Task material
↓

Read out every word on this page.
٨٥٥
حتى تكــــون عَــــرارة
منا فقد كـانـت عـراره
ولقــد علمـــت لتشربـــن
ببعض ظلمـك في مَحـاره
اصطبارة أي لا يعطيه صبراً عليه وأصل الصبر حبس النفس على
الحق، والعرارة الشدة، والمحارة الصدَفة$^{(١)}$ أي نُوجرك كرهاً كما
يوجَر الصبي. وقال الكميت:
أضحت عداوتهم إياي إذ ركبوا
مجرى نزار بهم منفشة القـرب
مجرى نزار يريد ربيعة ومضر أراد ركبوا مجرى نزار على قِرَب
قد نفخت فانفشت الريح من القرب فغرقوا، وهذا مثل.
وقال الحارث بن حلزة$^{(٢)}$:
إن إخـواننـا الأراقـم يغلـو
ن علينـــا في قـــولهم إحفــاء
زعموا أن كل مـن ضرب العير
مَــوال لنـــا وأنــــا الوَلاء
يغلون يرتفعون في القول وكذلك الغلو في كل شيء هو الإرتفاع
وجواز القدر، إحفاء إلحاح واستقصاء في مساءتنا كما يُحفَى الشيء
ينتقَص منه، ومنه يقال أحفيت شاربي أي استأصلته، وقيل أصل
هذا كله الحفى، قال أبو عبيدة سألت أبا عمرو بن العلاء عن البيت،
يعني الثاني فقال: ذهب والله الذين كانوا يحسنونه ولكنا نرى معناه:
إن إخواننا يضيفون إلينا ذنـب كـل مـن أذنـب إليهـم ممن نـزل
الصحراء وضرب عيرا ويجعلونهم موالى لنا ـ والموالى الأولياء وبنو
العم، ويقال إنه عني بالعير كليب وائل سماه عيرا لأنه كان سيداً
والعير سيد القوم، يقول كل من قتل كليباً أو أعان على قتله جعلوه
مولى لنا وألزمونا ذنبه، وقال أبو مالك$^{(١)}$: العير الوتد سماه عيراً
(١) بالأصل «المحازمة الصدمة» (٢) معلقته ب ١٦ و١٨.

↑

Given instruction
In the records shown above, how many lines include the word "عيرا"? Answer with the number only.

Finished exercise
3